## Exercise brief
For the records below, say how many lines contain the string "사람들은". Give the number only.
-- begin Records provided --
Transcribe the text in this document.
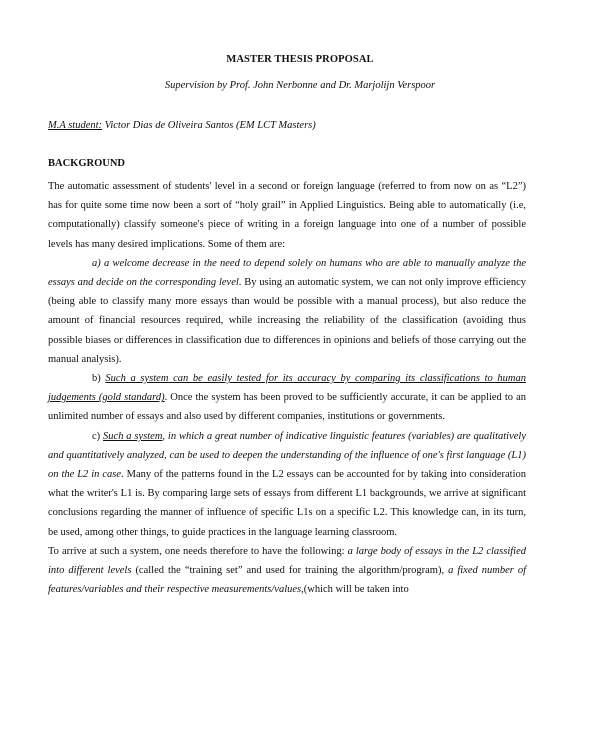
MASTER THESIS PROPOSAL
Supervision by Prof. John Nerbonne and Dr. Marjolijn Verspoor
M.A student: Victor Dias de Oliveira Santos (EM LCT Masters)
BACKGROUND

The automatic assessment of students' level in a second or foreign language (referred to from now on as “L2”) has for quite some time now been a sort of “holy grail” in Applied Linguistics. Being able to automatically (i.e, computationally) classify someone's piece of writing in a foreign language into one of a number of possible levels has many desired implications. Some of them are:

a) a welcome decrease in the need to depend solely on humans who are able to manually analyze the essays and decide on the corresponding level. By using an automatic system, we can not only improve efficiency (being able to classify many more essays than would be possible with a manual process), but also reduce the amount of financial resources required, while increasing the reliability of the classification (avoiding thus possible biases or differences in classification due to differences in opinions and beliefs of those carrying out the manual analysis).

b) Such a system can be easily tested for its accuracy by comparing its classifications to human judgements (gold standard). Once the system has been proved to be sufficiently accurate, it can be applied to an unlimited number of essays and also used by different companies, institutions or governments.

c) Such a system, in which a great number of indicative linguistic features (variables) are qualitatively and quantitatively analyzed, can be used to deepen the understanding of the influence of one's first language (L1) on the L2 in case. Many of the patterns found in the L2 essays can be accounted for by taking into consideration what the writer's L1 is. By comparing large sets of essays from different L1 backgrounds, we arrive at significant conclusions regarding the manner of influence of specific L1s on a specific L2. This knowledge can, in its turn, be used, among other things, to guide practices in the language learning classroom.

To arrive at such a system, one needs therefore to have the following: a large body of essays in the L2 classified into different levels (called the “training set” and used for training the algorithm/program), a fixed number of features/variables and their respective measurements/values,(which will be taken into
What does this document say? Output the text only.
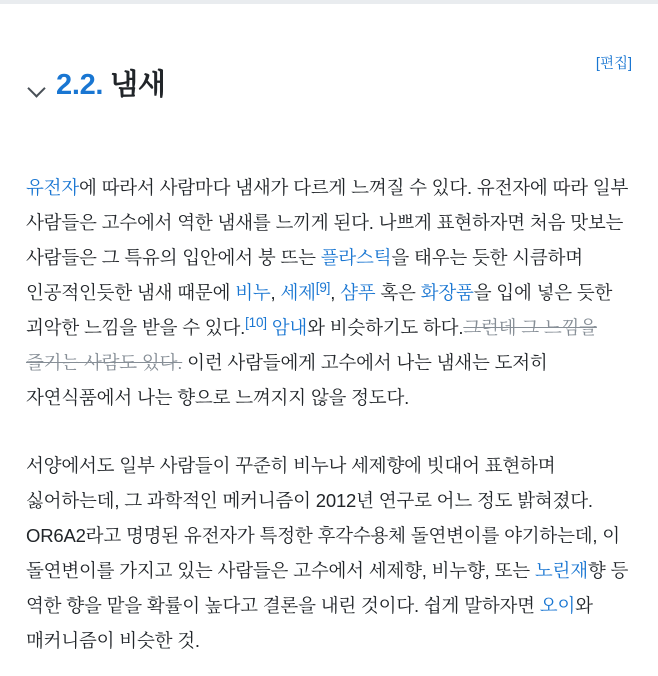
2.2. 냄새
[편집]

유전자에 따라서 사람마다 냄새가 다르게 느껴질 수 있다. 유전자에 따라 일부 사람들은 고수에서 역한 냄새를 느끼게 된다. 나쁘게 표현하자면 처음 맛보는 사람들은 그 특유의 입안에서 붕 뜨는 플라스틱을 태우는 듯한 시큼하며 인공적인듯한 냄새 때문에 비누, 세제[9], 샴푸 혹은 화장품을 입에 넣은 듯한 괴악한 느낌을 받을 수 있다.[10] 암내와 비슷하기도 하다.그런데 그 느낌을 즐기는 사람도 있다. 이런 사람들에게 고수에서 나는 냄새는 도저히 자연식품에서 나는 향으로 느껴지지 않을 정도다.

서양에서도 일부 사람들이 꾸준히 비누나 세제향에 빗대어 표현하며 싫어하는데, 그 과학적인 메커니즘이 2012년 연구로 어느 정도 밝혀졌다. OR6A2라고 명명된 유전자가 특정한 후각수용체 돌연변이를 야기하는데, 이 돌연변이를 가지고 있는 사람들은 고수에서 세제향, 비누향, 또는 노린재향 등 역한 향을 맡을 확률이 높다고 결론을 내린 것이다. 쉽게 말하자면 오이와 매커니즘이 비슷한 것.
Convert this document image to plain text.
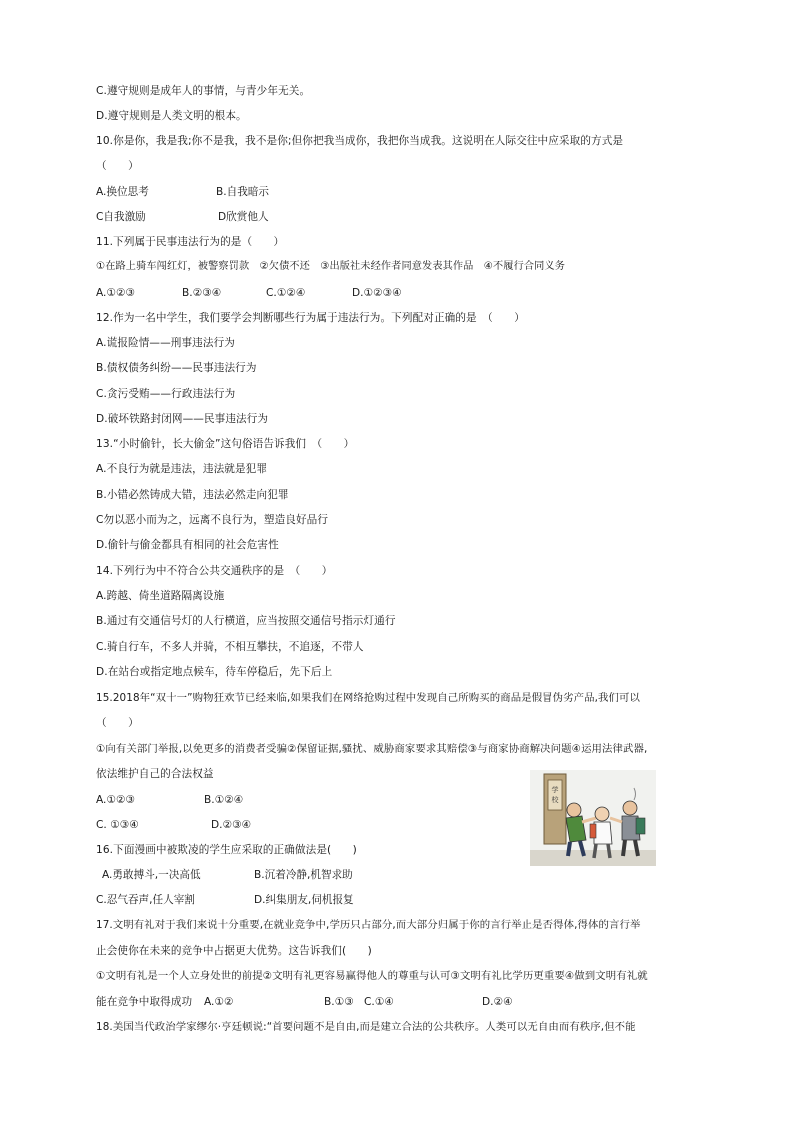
C.遵守规则是成年人的事情，与青少年无关。
D.遵守规则是人类文明的根本。
10.你是你，我是我;你不是我，我不是你;但你把我当成你，我把你当成我。这说明在人际交往中应采取的方式是
（　　）
A.换位思考	B.自我暗示
C自我激励	D欣赏他人
11.下列属于民事违法行为的是（　　）
①在路上骑车闯红灯，被警察罚款　②欠债不还　③出版社未经作者同意发表其作品　④不履行合同义务
A.①②③	B.②③④	C.①②④	D.①②③④
12.作为一名中学生，我们要学会判断哪些行为属于违法行为。下列配对正确的是　（　　）
A.谎报险情——刑事违法行为
B.债权债务纠纷——民事违法行为
C.贪污受贿——行政违法行为
D.破坏铁路封闭网——民事违法行为
13.“小时偷针，长大偷金”这句俗语告诉我们　（　　）
A.不良行为就是违法，违法就是犯罪
B.小错必然铸成大错，违法必然走向犯罪
C勿以恶小而为之，远离不良行为，塑造良好品行
D.偷针与偷金都具有相同的社会危害性
14.下列行为中不符合公共交通秩序的是　（　　）
A.跨越、倚坐道路隔离设施
B.通过有交通信号灯的人行横道，应当按照交通信号指示灯通行
C.骑自行车，不多人并骑，不相互攀扶，不追逐，不带人
D.在站台或指定地点候车，待车停稳后，先下后上
15.2018年“双十一”购物狂欢节已经来临,如果我们在网络抢购过程中发现自己所购买的商品是假冒伪劣产品,我们可以
（　　）
①向有关部门举报,以免更多的消费者受骗②保留证据,骚扰、威胁商家要求其赔偿③与商家协商解决问题④运用法律武器,
依法维护自己的合法权益
A.①②③	B.①②④
C. ①③④	D.②③④
16.下面漫画中被欺凌的学生应采取的正确做法是(　　)
A.勇敢搏斗,一决高低	B.沉着冷静,机智求助
C.忍气吞声,任人宰割	D.纠集朋友,伺机报复
17.文明有礼对于我们来说十分重要,在就业竞争中,学历只占部分,而大部分归属于你的言行举止是否得体,得体的言行举
止会使你在未来的竞争中占据更大优势。这告诉我们(　　)
①文明有礼是一个人立身处世的前提②文明有礼更容易赢得他人的尊重与认可③文明有礼比学历更重要④做到文明有礼就
能在竞争中取得成功 A.①②	B.①③ C.①④	D.②④
18.美国当代政治学家缪尔·亨廷顿说:“首要问题不是自由,而是建立合法的公共秩序。人类可以无自由而有秩序,但不能
学
校
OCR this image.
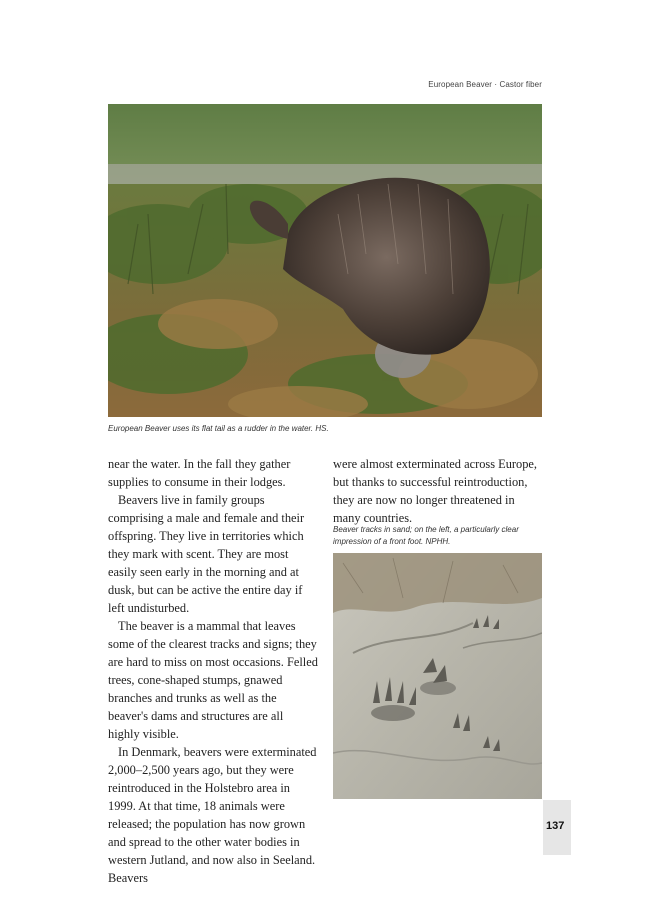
European Beaver · Castor fiber
European Beaver uses its flat tail as a rudder in the water. HS.

near the water. In the fall they gather supplies to consume in their lodges.

Beavers live in family groups comprising a male and female and their offspring. They live in territories which they mark with scent. They are most easily seen early in the morning and at dusk, but can be active the entire day if left undisturbed.

The beaver is a mammal that leaves some of the clearest tracks and signs; they are hard to miss on most occasions. Felled trees, cone-shaped stumps, gnawed branches and trunks as well as the beaver's dams and structures are all highly visible.

In Denmark, beavers were exterminated 2,000–2,500 years ago, but they were reintroduced in the Holstebro area in 1999. At that time, 18 animals were released; the population has now grown and spread to the other water bodies in western Jutland, and now also in Seeland. Beavers

were almost exterminated across Europe, but thanks to successful reintroduction, they are now no longer threatened in many countries.

Beaver tracks in sand; on the left, a particularly clear impression of a front foot. NPHH.
137
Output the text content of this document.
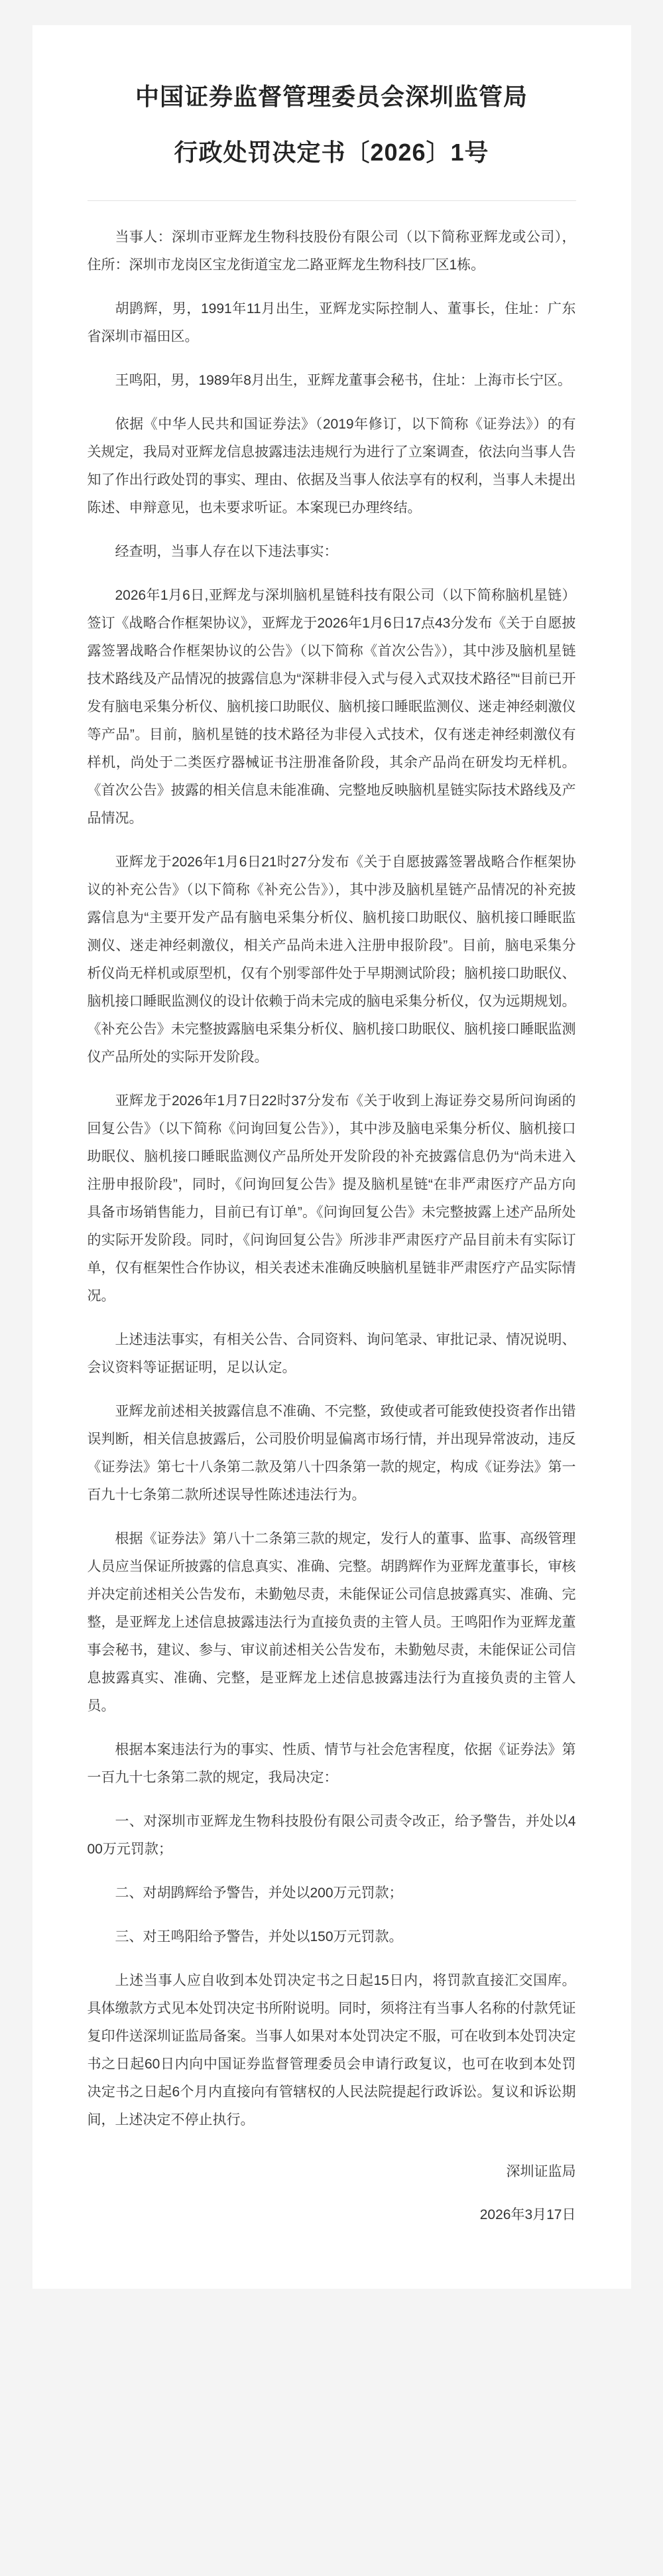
中国证券监督管理委员会深圳监管局
行政处罚决定书〔2026〕1号

当事人：深圳市亚辉龙生物科技股份有限公司（以下简称亚辉龙或公司），住所：深圳市龙岗区宝龙街道宝龙二路亚辉龙生物科技厂区1栋。

胡鹍辉，男，1991年11月出生，亚辉龙实际控制人、董事长，住址：广东省深圳市福田区。

王鸣阳，男，1989年8月出生，亚辉龙董事会秘书，住址：上海市长宁区。

依据《中华人民共和国证券法》（2019年修订，以下简称《证券法》）的有关规定，我局对亚辉龙信息披露违法违规行为进行了立案调查，依法向当事人告知了作出行政处罚的事实、理由、依据及当事人依法享有的权利，当事人未提出陈述、申辩意见，也未要求听证。本案现已办理终结。

经查明，当事人存在以下违法事实：

2026年1月6日,亚辉龙与深圳脑机星链科技有限公司（以下简称脑机星链）签订《战略合作框架协议》，亚辉龙于2026年1月6日17点43分发布《关于自愿披露签署战略合作框架协议的公告》（以下简称《首次公告》），其中涉及脑机星链技术路线及产品情况的披露信息为“深耕非侵入式与侵入式双技术路径”“目前已开发有脑电采集分析仪、脑机接口助眠仪、脑机接口睡眠监测仪、迷走神经刺激仪等产品”。目前，脑机星链的技术路径为非侵入式技术，仅有迷走神经刺激仪有样机，尚处于二类医疗器械证书注册准备阶段，其余产品尚在研发均无样机。《首次公告》披露的相关信息未能准确、完整地反映脑机星链实际技术路线及产品情况。

亚辉龙于2026年1月6日21时27分发布《关于自愿披露签署战略合作框架协议的补充公告》（以下简称《补充公告》），其中涉及脑机星链产品情况的补充披露信息为“主要开发产品有脑电采集分析仪、脑机接口助眠仪、脑机接口睡眠监测仪、迷走神经刺激仪，相关产品尚未进入注册申报阶段”。目前，脑电采集分析仪尚无样机或原型机，仅有个别零部件处于早期测试阶段；脑机接口助眠仪、脑机接口睡眠监测仪的设计依赖于尚未完成的脑电采集分析仪，仅为远期规划。《补充公告》未完整披露脑电采集分析仪、脑机接口助眠仪、脑机接口睡眠监测仪产品所处的实际开发阶段。

亚辉龙于2026年1月7日22时37分发布《关于收到上海证券交易所问询函的回复公告》（以下简称《问询回复公告》），其中涉及脑电采集分析仪、脑机接口助眠仪、脑机接口睡眠监测仪产品所处开发阶段的补充披露信息仍为“尚未进入注册申报阶段”，同时，《问询回复公告》提及脑机星链“在非严肃医疗产品方向具备市场销售能力，目前已有订单”。《问询回复公告》未完整披露上述产品所处的实际开发阶段。同时，《问询回复公告》所涉非严肃医疗产品目前未有实际订单，仅有框架性合作协议，相关表述未准确反映脑机星链非严肃医疗产品实际情况。

上述违法事实，有相关公告、合同资料、询问笔录、审批记录、情况说明、会议资料等证据证明，足以认定。

亚辉龙前述相关披露信息不准确、不完整，致使或者可能致使投资者作出错误判断，相关信息披露后，公司股价明显偏离市场行情，并出现异常波动，违反《证券法》第七十八条第二款及第八十四条第一款的规定，构成《证券法》第一百九十七条第二款所述误导性陈述违法行为。

根据《证券法》第八十二条第三款的规定，发行人的董事、监事、高级管理人员应当保证所披露的信息真实、准确、完整。胡鹍辉作为亚辉龙董事长，审核并决定前述相关公告发布，未勤勉尽责，未能保证公司信息披露真实、准确、完整，是亚辉龙上述信息披露违法行为直接负责的主管人员。王鸣阳作为亚辉龙董事会秘书，建议、参与、审议前述相关公告发布，未勤勉尽责，未能保证公司信息披露真实、准确、完整，是亚辉龙上述信息披露违法行为直接负责的主管人员。

根据本案违法行为的事实、性质、情节与社会危害程度，依据《证券法》第一百九十七条第二款的规定，我局决定：

一、对深圳市亚辉龙生物科技股份有限公司责令改正，给予警告，并处以400万元罚款；

二、对胡鹍辉给予警告，并处以200万元罚款；

三、对王鸣阳给予警告，并处以150万元罚款。

上述当事人应自收到本处罚决定书之日起15日内，将罚款直接汇交国库。具体缴款方式见本处罚决定书所附说明。同时，须将注有当事人名称的付款凭证复印件送深圳证监局备案。当事人如果对本处罚决定不服，可在收到本处罚决定书之日起60日内向中国证券监督管理委员会申请行政复议，也可在收到本处罚决定书之日起6个月内直接向有管辖权的人民法院提起行政诉讼。复议和诉讼期间，上述决定不停止执行。

深圳证监局
2026年3月17日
-- end Records provided --
## Result
2